Given task: Each entry must appear again exactly as it does in the source.

(Stored data)
###
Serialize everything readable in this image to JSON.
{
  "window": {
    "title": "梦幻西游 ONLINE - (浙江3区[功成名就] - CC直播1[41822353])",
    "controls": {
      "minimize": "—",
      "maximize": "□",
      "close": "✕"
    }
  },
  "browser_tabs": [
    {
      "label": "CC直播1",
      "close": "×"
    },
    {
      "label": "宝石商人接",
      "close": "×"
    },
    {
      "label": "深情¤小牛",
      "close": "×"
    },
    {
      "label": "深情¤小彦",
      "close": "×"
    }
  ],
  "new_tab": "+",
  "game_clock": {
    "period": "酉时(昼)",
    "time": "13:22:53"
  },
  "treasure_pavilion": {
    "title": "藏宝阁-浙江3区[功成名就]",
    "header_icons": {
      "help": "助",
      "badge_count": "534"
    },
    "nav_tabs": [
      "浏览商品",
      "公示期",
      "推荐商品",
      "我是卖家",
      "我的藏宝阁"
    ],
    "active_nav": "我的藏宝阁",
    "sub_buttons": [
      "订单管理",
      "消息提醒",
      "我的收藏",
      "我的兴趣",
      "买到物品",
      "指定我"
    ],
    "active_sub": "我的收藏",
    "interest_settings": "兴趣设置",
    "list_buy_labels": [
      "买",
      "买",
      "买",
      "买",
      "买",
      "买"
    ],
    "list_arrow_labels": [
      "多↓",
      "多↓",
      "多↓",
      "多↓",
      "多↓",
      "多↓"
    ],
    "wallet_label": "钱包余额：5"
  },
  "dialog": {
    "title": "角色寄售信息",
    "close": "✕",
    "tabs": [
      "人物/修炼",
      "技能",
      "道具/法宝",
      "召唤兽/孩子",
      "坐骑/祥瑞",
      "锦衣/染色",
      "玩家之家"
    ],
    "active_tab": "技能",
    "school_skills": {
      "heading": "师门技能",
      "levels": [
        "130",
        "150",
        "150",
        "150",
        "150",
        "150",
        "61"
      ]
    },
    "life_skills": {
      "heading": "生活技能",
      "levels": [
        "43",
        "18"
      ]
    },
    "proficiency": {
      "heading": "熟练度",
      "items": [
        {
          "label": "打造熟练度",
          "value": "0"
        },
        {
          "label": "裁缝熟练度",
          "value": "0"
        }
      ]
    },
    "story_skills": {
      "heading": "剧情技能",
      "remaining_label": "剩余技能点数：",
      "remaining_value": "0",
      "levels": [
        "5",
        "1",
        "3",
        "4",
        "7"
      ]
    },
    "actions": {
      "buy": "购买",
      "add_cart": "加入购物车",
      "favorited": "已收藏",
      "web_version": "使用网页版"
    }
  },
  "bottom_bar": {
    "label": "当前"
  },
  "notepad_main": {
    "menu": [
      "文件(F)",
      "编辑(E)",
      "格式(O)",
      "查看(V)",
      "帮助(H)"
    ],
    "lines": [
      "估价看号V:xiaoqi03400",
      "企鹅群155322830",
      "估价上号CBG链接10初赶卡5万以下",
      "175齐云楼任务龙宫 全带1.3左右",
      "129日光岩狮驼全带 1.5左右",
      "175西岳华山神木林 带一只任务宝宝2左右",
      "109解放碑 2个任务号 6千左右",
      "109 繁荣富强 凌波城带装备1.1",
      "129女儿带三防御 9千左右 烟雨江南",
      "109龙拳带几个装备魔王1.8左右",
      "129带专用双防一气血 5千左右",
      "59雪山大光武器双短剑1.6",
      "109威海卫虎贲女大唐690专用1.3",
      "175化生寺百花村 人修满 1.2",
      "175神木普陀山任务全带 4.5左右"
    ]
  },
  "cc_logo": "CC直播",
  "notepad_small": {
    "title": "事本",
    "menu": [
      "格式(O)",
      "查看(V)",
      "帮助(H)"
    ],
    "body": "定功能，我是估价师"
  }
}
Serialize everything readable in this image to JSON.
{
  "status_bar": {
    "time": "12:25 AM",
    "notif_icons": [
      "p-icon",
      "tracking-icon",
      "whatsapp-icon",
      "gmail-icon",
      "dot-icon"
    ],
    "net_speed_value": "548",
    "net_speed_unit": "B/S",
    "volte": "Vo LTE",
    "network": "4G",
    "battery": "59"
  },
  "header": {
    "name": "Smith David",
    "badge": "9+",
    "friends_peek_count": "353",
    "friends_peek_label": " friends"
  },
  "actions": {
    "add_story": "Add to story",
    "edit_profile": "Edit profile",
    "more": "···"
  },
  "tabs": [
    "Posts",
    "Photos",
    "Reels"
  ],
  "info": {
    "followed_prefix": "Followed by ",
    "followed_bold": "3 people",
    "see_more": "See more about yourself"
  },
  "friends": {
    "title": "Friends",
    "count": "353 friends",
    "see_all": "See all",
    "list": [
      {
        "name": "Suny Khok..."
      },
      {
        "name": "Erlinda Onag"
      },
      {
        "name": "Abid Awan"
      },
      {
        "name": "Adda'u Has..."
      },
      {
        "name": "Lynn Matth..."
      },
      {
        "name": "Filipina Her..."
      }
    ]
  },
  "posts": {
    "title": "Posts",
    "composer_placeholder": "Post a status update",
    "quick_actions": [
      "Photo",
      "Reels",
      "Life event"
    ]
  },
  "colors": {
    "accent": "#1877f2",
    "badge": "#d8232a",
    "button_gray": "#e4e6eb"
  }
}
###
The answer:
Serialize everything readable in this image to JSON.
{
  "window": {
    "title": "梦幻西游 ONLINE - (浙江3区[功成名就] - CC直播1[41822353])",
    "controls": {
      "minimize": "—",
      "maximize": "□",
      "close": "✕"
    }
  },
  "browser_tabs": [
    {
      "label": "CC直播1",
      "close": "×"
    },
    {
      "label": "宝石商人接",
      "close": "×"
    },
    {
      "label": "深情¤小牛",
      "close": "×"
    },
    {
      "label": "深情¤小彦",
      "close": "×"
    }
  ],
  "new_tab": "+",
  "game_clock": {
    "period": "酉时(昼)",
    "time": "13:22:53"
  },
  "treasure_pavilion": {
    "title": "藏宝阁-浙江3区[功成名就]",
    "header_icons": {
      "help": "助",
      "badge_count": "534"
    },
    "nav_tabs": [
      "浏览商品",
      "公示期",
      "推荐商品",
      "我是卖家",
      "我的藏宝阁"
    ],
    "active_nav": "我的藏宝阁",
    "sub_buttons": [
      "订单管理",
      "消息提醒",
      "我的收藏",
      "我的兴趣",
      "买到物品",
      "指定我"
    ],
    "active_sub": "我的收藏",
    "interest_settings": "兴趣设置",
    "list_buy_labels": [
      "买",
      "买",
      "买",
      "买",
      "买",
      "买"
    ],
    "list_arrow_labels": [
      "多↓",
      "多↓",
      "多↓",
      "多↓",
      "多↓",
      "多↓"
    ],
    "wallet_label": "钱包余额：5"
  },
  "dialog": {
    "title": "角色寄售信息",
    "close": "✕",
    "tabs": [
      "人物/修炼",
      "技能",
      "道具/法宝",
      "召唤兽/孩子",
      "坐骑/祥瑞",
      "锦衣/染色",
      "玩家之家"
    ],
    "active_tab": "技能",
    "school_skills": {
      "heading": "师门技能",
      "levels": [
        "130",
        "150",
        "150",
        "150",
        "150",
        "150",
        "61"
      ]
    },
    "life_skills": {
      "heading": "生活技能",
      "levels": [
        "43",
        "18"
      ]
    },
    "proficiency": {
      "heading": "熟练度",
      "items": [
        {
          "label": "打造熟练度",
          "value": "0"
        },
        {
          "label": "裁缝熟练度",
          "value": "0"
        }
      ]
    },
    "story_skills": {
      "heading": "剧情技能",
      "remaining_label": "剩余技能点数：",
      "remaining_value": "0",
      "levels": [
        "5",
        "1",
        "3",
        "4",
        "7"
      ]
    },
    "actions": {
      "buy": "购买",
      "add_cart": "加入购物车",
      "favorited": "已收藏",
      "web_version": "使用网页版"
    }
  },
  "bottom_bar": {
    "label": "当前"
  },
  "notepad_main": {
    "menu": [
      "文件(F)",
      "编辑(E)",
      "格式(O)",
      "查看(V)",
      "帮助(H)"
    ],
    "lines": [
      "估价看号V:xiaoqi03400",
      "企鹅群155322830",
      "估价上号CBG链接10初赶卡5万以下",
      "175齐云楼任务龙宫 全带1.3左右",
      "129日光岩狮驼全带 1.5左右",
      "175西岳华山神木林 带一只任务宝宝2左右",
      "109解放碑 2个任务号 6千左右",
      "109 繁荣富强 凌波城带装备1.1",
      "129女儿带三防御 9千左右 烟雨江南",
      "109龙拳带几个装备魔王1.8左右",
      "129带专用双防一气血 5千左右",
      "59雪山大光武器双短剑1.6",
      "109威海卫虎贲女大唐690专用1.3",
      "175化生寺百花村 人修满 1.2",
      "175神木普陀山任务全带 4.5左右"
    ]
  },
  "cc_logo": "CC直播",
  "notepad_small": {
    "title": "事本",
    "menu": [
      "格式(O)",
      "查看(V)",
      "帮助(H)"
    ],
    "body": "定功能，我是估价师"
  }
}
Serialize everything readable in this image to JSON.
{
  "status_bar": {
    "time": "12:25 AM",
    "notif_icons": [
      "p-icon",
      "tracking-icon",
      "whatsapp-icon",
      "gmail-icon",
      "dot-icon"
    ],
    "net_speed_value": "548",
    "net_speed_unit": "B/S",
    "volte": "Vo LTE",
    "network": "4G",
    "battery": "59"
  },
  "header": {
    "name": "Smith David",
    "badge": "9+",
    "friends_peek_count": "353",
    "friends_peek_label": " friends"
  },
  "actions": {
    "add_story": "Add to story",
    "edit_profile": "Edit profile",
    "more": "···"
  },
  "tabs": [
    "Posts",
    "Photos",
    "Reels"
  ],
  "info": {
    "followed_prefix": "Followed by ",
    "followed_bold": "3 people",
    "see_more": "See more about yourself"
  },
  "friends": {
    "title": "Friends",
    "count": "353 friends",
    "see_all": "See all",
    "list": [
      {
        "name": "Suny Khok..."
      },
      {
        "name": "Erlinda Onag"
      },
      {
        "name": "Abid Awan"
      },
      {
        "name": "Adda'u Has..."
      },
      {
        "name": "Lynn Matth..."
      },
      {
        "name": "Filipina Her..."
      }
    ]
  },
  "posts": {
    "title": "Posts",
    "composer_placeholder": "Post a status update",
    "quick_actions": [
      "Photo",
      "Reels",
      "Life event"
    ]
  },
  "colors": {
    "accent": "#1877f2",
    "badge": "#d8232a",
    "button_gray": "#e4e6eb"
  }
}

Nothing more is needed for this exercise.